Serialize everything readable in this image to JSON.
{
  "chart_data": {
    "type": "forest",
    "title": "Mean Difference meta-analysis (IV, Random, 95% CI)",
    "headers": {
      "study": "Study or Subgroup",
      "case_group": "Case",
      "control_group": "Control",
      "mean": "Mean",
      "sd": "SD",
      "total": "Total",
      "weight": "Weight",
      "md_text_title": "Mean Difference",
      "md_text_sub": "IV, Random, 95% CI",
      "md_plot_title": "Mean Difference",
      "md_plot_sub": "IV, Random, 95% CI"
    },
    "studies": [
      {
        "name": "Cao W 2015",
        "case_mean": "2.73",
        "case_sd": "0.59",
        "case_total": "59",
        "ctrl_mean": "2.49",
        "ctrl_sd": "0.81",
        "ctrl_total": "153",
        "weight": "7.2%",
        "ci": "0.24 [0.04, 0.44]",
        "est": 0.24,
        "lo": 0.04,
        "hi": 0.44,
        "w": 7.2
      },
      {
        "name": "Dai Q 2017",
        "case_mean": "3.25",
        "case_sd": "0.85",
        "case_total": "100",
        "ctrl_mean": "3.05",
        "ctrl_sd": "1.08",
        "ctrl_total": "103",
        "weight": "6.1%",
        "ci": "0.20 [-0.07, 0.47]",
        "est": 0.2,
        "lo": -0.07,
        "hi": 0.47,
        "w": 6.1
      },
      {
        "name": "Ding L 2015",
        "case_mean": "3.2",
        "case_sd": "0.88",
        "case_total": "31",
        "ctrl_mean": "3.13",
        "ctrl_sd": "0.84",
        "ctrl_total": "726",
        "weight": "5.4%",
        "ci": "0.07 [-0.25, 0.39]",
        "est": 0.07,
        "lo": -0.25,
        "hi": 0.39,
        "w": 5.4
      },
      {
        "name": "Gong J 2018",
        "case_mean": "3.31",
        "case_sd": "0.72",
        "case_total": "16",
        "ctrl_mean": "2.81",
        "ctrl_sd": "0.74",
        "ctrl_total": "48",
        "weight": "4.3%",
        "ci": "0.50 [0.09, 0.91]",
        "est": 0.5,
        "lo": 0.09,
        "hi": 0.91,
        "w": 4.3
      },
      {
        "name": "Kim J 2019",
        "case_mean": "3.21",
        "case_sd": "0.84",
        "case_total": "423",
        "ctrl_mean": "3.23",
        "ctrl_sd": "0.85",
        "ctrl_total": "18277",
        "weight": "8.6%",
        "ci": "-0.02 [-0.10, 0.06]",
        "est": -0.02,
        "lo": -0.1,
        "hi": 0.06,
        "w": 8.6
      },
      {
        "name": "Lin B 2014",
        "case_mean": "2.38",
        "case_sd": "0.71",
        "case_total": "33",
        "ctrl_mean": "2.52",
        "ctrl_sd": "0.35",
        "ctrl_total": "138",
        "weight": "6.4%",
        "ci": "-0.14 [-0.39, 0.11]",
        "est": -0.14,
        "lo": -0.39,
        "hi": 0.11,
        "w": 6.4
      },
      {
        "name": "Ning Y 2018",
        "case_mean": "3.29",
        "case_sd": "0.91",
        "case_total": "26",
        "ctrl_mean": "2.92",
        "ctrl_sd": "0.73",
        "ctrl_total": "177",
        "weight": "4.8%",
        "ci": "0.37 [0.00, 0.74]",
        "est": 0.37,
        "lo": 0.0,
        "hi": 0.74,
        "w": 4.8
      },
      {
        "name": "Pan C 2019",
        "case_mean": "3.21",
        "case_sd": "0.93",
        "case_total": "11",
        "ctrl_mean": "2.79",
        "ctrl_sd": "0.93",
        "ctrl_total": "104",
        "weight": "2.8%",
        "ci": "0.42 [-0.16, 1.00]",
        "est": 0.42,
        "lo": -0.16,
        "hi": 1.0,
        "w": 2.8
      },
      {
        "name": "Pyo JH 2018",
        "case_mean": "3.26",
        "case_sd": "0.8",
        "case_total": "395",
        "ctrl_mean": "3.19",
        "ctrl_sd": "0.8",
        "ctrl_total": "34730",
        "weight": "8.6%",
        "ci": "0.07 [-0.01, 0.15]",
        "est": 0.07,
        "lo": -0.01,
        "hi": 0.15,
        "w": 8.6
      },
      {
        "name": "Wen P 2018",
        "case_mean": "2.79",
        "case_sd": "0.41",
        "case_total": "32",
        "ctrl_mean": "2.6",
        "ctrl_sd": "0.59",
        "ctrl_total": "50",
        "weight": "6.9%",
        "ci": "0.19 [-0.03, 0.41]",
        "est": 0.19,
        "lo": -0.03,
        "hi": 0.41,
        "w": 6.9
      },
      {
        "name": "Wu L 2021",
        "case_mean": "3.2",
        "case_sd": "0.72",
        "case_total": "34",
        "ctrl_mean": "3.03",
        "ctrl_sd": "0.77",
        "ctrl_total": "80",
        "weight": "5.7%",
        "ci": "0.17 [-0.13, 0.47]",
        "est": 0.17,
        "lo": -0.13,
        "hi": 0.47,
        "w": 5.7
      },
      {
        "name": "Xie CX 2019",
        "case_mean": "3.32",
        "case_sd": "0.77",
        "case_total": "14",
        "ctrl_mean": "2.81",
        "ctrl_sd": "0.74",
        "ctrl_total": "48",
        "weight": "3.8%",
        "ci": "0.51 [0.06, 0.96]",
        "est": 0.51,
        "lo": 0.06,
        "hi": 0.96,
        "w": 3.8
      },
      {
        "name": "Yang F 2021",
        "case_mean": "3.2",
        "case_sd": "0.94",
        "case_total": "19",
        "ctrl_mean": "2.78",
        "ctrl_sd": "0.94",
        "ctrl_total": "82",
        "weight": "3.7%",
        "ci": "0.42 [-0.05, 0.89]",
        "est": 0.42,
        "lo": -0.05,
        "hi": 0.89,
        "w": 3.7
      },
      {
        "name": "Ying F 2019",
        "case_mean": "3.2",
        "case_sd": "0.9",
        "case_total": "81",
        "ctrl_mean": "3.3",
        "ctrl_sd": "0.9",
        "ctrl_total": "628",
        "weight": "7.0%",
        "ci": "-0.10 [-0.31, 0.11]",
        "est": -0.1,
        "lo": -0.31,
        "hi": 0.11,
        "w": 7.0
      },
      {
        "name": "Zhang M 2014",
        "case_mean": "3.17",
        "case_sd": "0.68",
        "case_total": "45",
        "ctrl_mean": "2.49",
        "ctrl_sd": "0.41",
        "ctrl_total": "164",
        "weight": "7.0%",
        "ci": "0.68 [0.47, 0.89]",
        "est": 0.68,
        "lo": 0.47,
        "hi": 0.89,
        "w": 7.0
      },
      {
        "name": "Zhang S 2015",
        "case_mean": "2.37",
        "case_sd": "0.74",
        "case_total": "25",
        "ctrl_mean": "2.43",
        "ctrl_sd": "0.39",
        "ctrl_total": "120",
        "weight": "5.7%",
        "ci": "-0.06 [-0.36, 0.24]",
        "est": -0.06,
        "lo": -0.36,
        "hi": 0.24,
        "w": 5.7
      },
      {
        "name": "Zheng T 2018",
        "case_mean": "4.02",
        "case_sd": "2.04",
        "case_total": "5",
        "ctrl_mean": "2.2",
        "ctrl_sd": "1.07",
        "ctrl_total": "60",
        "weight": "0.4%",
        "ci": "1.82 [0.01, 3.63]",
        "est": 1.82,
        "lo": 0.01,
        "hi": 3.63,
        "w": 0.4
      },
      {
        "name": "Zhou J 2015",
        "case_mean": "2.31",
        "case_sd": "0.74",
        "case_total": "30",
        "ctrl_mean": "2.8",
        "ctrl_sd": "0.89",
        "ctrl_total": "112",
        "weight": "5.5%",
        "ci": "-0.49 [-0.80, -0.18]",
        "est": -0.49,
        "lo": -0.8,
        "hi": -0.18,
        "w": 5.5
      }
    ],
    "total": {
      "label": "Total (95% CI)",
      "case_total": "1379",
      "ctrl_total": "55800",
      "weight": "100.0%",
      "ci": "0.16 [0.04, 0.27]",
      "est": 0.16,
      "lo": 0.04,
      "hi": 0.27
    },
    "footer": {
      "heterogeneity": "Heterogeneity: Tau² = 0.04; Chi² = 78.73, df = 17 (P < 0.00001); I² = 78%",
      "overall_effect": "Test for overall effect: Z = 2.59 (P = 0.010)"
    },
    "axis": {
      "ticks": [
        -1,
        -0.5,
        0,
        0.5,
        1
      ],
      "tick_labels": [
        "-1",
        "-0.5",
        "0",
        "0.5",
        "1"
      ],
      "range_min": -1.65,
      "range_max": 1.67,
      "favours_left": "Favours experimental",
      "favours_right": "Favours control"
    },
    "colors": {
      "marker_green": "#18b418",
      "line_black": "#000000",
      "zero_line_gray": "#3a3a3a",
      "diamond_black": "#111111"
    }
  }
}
════════════════
#### Objective:
Collect each line above holding the string "Difference".

#### Task result:
    "title": "Mean Difference meta-analysis (IV, Random, 95% CI)",
      "md_text_title": "Mean Difference",
      "md_plot_title": "Mean Difference",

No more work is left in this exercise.